[begin Given data]
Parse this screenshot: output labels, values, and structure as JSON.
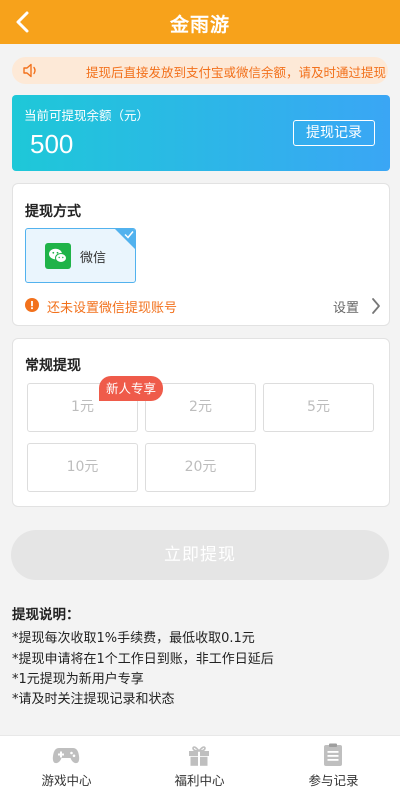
{
  "header": {
    "title": "金雨游"
  },
  "notice": {
    "text": "提现后直接发放到支付宝或微信余额，请及时通过提现"
  },
  "balance": {
    "label": "当前可提现余额（元）",
    "amount": "500",
    "records_button": "提现记录"
  },
  "method": {
    "title": "提现方式",
    "options": [
      {
        "label": "微信",
        "selected": true
      }
    ],
    "warning": "还未设置微信提现账号",
    "settings_label": "设置"
  },
  "regular": {
    "title": "常规提现",
    "badge": "新人专享",
    "amounts": [
      "1元",
      "2元",
      "5元",
      "10元",
      "20元"
    ]
  },
  "submit": {
    "label": "立即提现"
  },
  "instructions": {
    "title": "提现说明：",
    "lines": [
      "*提现每次收取1%手续费，最低收取0.1元",
      "*提现申请将在1个工作日到账，非工作日延后",
      "*1元提现为新用户专享",
      "*请及时关注提现记录和状态"
    ]
  },
  "tabbar": {
    "items": [
      {
        "label": "游戏中心",
        "icon": "gamepad-icon"
      },
      {
        "label": "福利中心",
        "icon": "gift-icon"
      },
      {
        "label": "参与记录",
        "icon": "clipboard-icon"
      }
    ]
  },
  "colors": {
    "header": "#f7a21b",
    "accent_orange": "#f2711c",
    "balance_gradient_start": "#1ec8d8",
    "balance_gradient_end": "#3aa6f5",
    "wechat_green": "#20b349",
    "badge_red": "#ef5b4a"
  }
}
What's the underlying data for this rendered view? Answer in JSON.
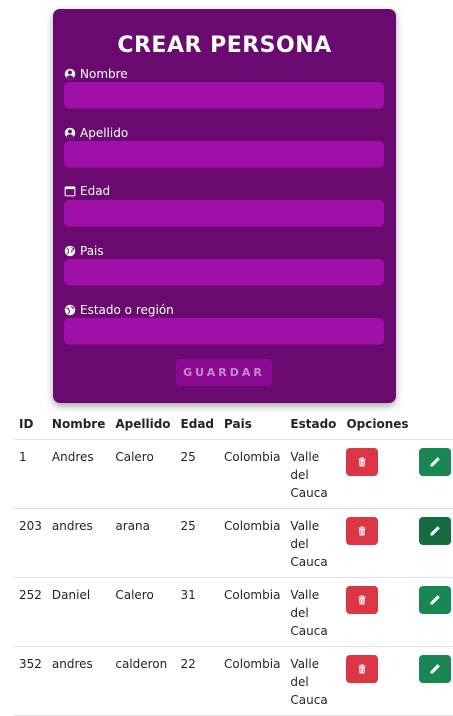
{
  "form": {
    "title": "CREAR PERSONA",
    "fields": [
      {
        "label": "Nombre",
        "icon": "user-circle-icon",
        "value": ""
      },
      {
        "label": "Apellido",
        "icon": "user-circle-icon",
        "value": ""
      },
      {
        "label": "Edad",
        "icon": "calendar-icon",
        "value": ""
      },
      {
        "label": "Pais",
        "icon": "globe-icon",
        "value": ""
      },
      {
        "label": "Estado o región",
        "icon": "globe-americas-icon",
        "value": ""
      }
    ],
    "save_label": "GUARDAR"
  },
  "table": {
    "headers": [
      "ID",
      "Nombre",
      "Apellido",
      "Edad",
      "Pais",
      "Estado",
      "Opciones"
    ],
    "rows": [
      {
        "id": "1",
        "nombre": "Andres",
        "apellido": "Calero",
        "edad": "25",
        "pais": "Colombia",
        "estado": "Valle del Cauca"
      },
      {
        "id": "203",
        "nombre": "andres",
        "apellido": "arana",
        "edad": "25",
        "pais": "Colombia",
        "estado": "Valle del Cauca"
      },
      {
        "id": "252",
        "nombre": "Daniel",
        "apellido": "Calero",
        "edad": "31",
        "pais": "Colombia",
        "estado": "Valle del Cauca"
      },
      {
        "id": "352",
        "nombre": "andres",
        "apellido": "calderon",
        "edad": "22",
        "pais": "Colombia",
        "estado": "Valle del Cauca"
      }
    ],
    "delete_icon": "trash-icon",
    "edit_icon": "pencil-icon"
  },
  "colors": {
    "card": "#6a0a70",
    "input": "#a010a8",
    "delete": "#dc3545",
    "edit": "#198754"
  }
}
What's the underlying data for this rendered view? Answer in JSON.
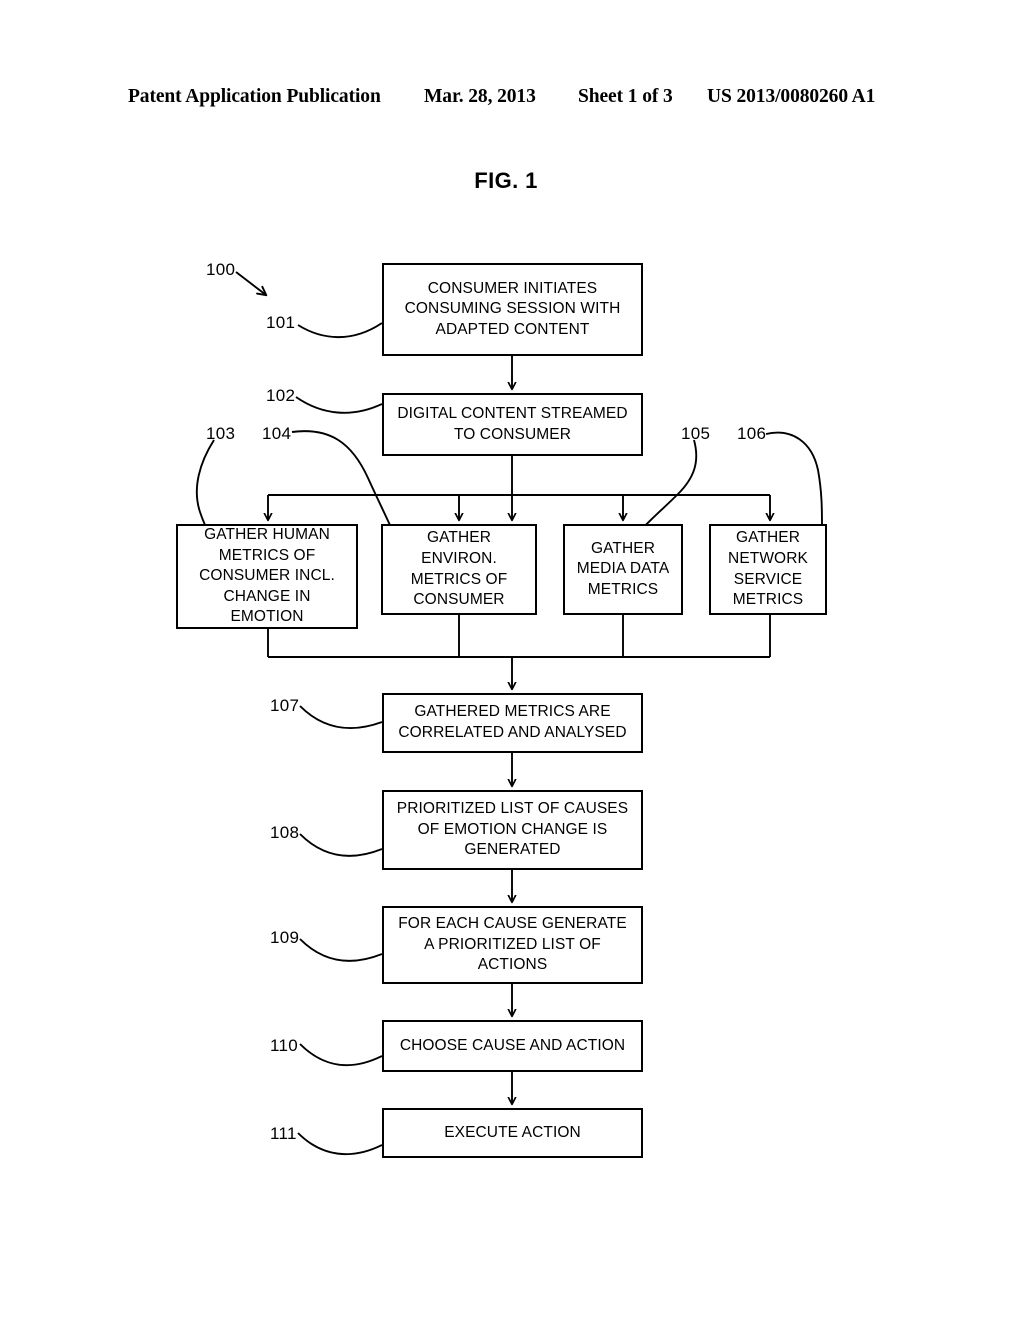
{
  "header": {
    "publication": "Patent Application Publication",
    "date": "Mar. 28, 2013",
    "sheet": "Sheet 1 of 3",
    "document_number": "US 2013/0080260 A1"
  },
  "figure": {
    "label": "FIG. 1",
    "diagram_numeral": "100"
  },
  "boxes": [
    {
      "ref": "101",
      "text": "CONSUMER INITIATES\nCONSUMING SESSION WITH\nADAPTED CONTENT"
    },
    {
      "ref": "102",
      "text": "DIGITAL CONTENT STREAMED\nTO CONSUMER"
    },
    {
      "ref": "103",
      "text": "GATHER HUMAN\nMETRICS OF\nCONSUMER INCL.\nCHANGE IN\nEMOTION"
    },
    {
      "ref": "104",
      "text": "GATHER\nENVIRON.\nMETRICS OF\nCONSUMER"
    },
    {
      "ref": "105",
      "text": "GATHER\nMEDIA DATA\nMETRICS"
    },
    {
      "ref": "106",
      "text": "GATHER\nNETWORK\nSERVICE\nMETRICS"
    },
    {
      "ref": "107",
      "text": "GATHERED METRICS ARE\nCORRELATED AND ANALYSED"
    },
    {
      "ref": "108",
      "text": "PRIORITIZED LIST OF CAUSES\nOF EMOTION CHANGE IS\nGENERATED"
    },
    {
      "ref": "109",
      "text": "FOR EACH CAUSE GENERATE\nA PRIORITIZED LIST OF\nACTIONS"
    },
    {
      "ref": "110",
      "text": "CHOOSE CAUSE AND ACTION"
    },
    {
      "ref": "111",
      "text": "EXECUTE ACTION"
    }
  ],
  "colors": {
    "ink": "#000000",
    "paper": "#ffffff"
  }
}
[end Given data]
> _What the exercise asks_: Quote in full the listing given above; the images are to be left out.

> _Answer to the problem_:
Parse this screenshot: output labels, values, and structure as JSON.
{
  "header": {
    "title": "金雨游"
  },
  "notice": {
    "text": "提现后直接发放到支付宝或微信余额，请及时通过提现"
  },
  "balance": {
    "label": "当前可提现余额（元）",
    "amount": "500",
    "records_button": "提现记录"
  },
  "method": {
    "title": "提现方式",
    "options": [
      {
        "label": "微信",
        "selected": true
      }
    ],
    "warning": "还未设置微信提现账号",
    "settings_label": "设置"
  },
  "regular": {
    "title": "常规提现",
    "badge": "新人专享",
    "amounts": [
      "1元",
      "2元",
      "5元",
      "10元",
      "20元"
    ]
  },
  "submit": {
    "label": "立即提现"
  },
  "instructions": {
    "title": "提现说明：",
    "lines": [
      "*提现每次收取1%手续费，最低收取0.1元",
      "*提现申请将在1个工作日到账，非工作日延后",
      "*1元提现为新用户专享",
      "*请及时关注提现记录和状态"
    ]
  },
  "tabbar": {
    "items": [
      {
        "label": "游戏中心",
        "icon": "gamepad-icon"
      },
      {
        "label": "福利中心",
        "icon": "gift-icon"
      },
      {
        "label": "参与记录",
        "icon": "clipboard-icon"
      }
    ]
  },
  "colors": {
    "header": "#f7a21b",
    "accent_orange": "#f2711c",
    "balance_gradient_start": "#1ec8d8",
    "balance_gradient_end": "#3aa6f5",
    "wechat_green": "#20b349",
    "badge_red": "#ef5b4a"
  }
}
What's the underlying data for this rendered view? Answer in JSON.
{
  "form": {
    "title": "CREAR PERSONA",
    "fields": [
      {
        "label": "Nombre",
        "icon": "user-circle-icon",
        "value": ""
      },
      {
        "label": "Apellido",
        "icon": "user-circle-icon",
        "value": ""
      },
      {
        "label": "Edad",
        "icon": "calendar-icon",
        "value": ""
      },
      {
        "label": "Pais",
        "icon": "globe-icon",
        "value": ""
      },
      {
        "label": "Estado o región",
        "icon": "globe-americas-icon",
        "value": ""
      }
    ],
    "save_label": "GUARDAR"
  },
  "table": {
    "headers": [
      "ID",
      "Nombre",
      "Apellido",
      "Edad",
      "Pais",
      "Estado",
      "Opciones"
    ],
    "rows": [
      {
        "id": "1",
        "nombre": "Andres",
        "apellido": "Calero",
        "edad": "25",
        "pais": "Colombia",
        "estado": "Valle del Cauca"
      },
      {
        "id": "203",
        "nombre": "andres",
        "apellido": "arana",
        "edad": "25",
        "pais": "Colombia",
        "estado": "Valle del Cauca"
      },
      {
        "id": "252",
        "nombre": "Daniel",
        "apellido": "Calero",
        "edad": "31",
        "pais": "Colombia",
        "estado": "Valle del Cauca"
      },
      {
        "id": "352",
        "nombre": "andres",
        "apellido": "calderon",
        "edad": "22",
        "pais": "Colombia",
        "estado": "Valle del Cauca"
      }
    ],
    "delete_icon": "trash-icon",
    "edit_icon": "pencil-icon"
  },
  "colors": {
    "card": "#6a0a70",
    "input": "#a010a8",
    "delete": "#dc3545",
    "edit": "#198754"
  }
}
What's the underlying data for this rendered view? Answer in JSON.
{
  "header": {
    "publication": "Patent Application Publication",
    "date": "Mar. 28, 2013",
    "sheet": "Sheet 1 of 3",
    "document_number": "US 2013/0080260 A1"
  },
  "figure": {
    "label": "FIG. 1",
    "diagram_numeral": "100"
  },
  "boxes": [
    {
      "ref": "101",
      "text": "CONSUMER INITIATES\nCONSUMING SESSION WITH\nADAPTED CONTENT"
    },
    {
      "ref": "102",
      "text": "DIGITAL CONTENT STREAMED\nTO CONSUMER"
    },
    {
      "ref": "103",
      "text": "GATHER HUMAN\nMETRICS OF\nCONSUMER INCL.\nCHANGE IN\nEMOTION"
    },
    {
      "ref": "104",
      "text": "GATHER\nENVIRON.\nMETRICS OF\nCONSUMER"
    },
    {
      "ref": "105",
      "text": "GATHER\nMEDIA DATA\nMETRICS"
    },
    {
      "ref": "106",
      "text": "GATHER\nNETWORK\nSERVICE\nMETRICS"
    },
    {
      "ref": "107",
      "text": "GATHERED METRICS ARE\nCORRELATED AND ANALYSED"
    },
    {
      "ref": "108",
      "text": "PRIORITIZED LIST OF CAUSES\nOF EMOTION CHANGE IS\nGENERATED"
    },
    {
      "ref": "109",
      "text": "FOR EACH CAUSE GENERATE\nA PRIORITIZED LIST OF\nACTIONS"
    },
    {
      "ref": "110",
      "text": "CHOOSE CAUSE AND ACTION"
    },
    {
      "ref": "111",
      "text": "EXECUTE ACTION"
    }
  ],
  "colors": {
    "ink": "#000000",
    "paper": "#ffffff"
  }
}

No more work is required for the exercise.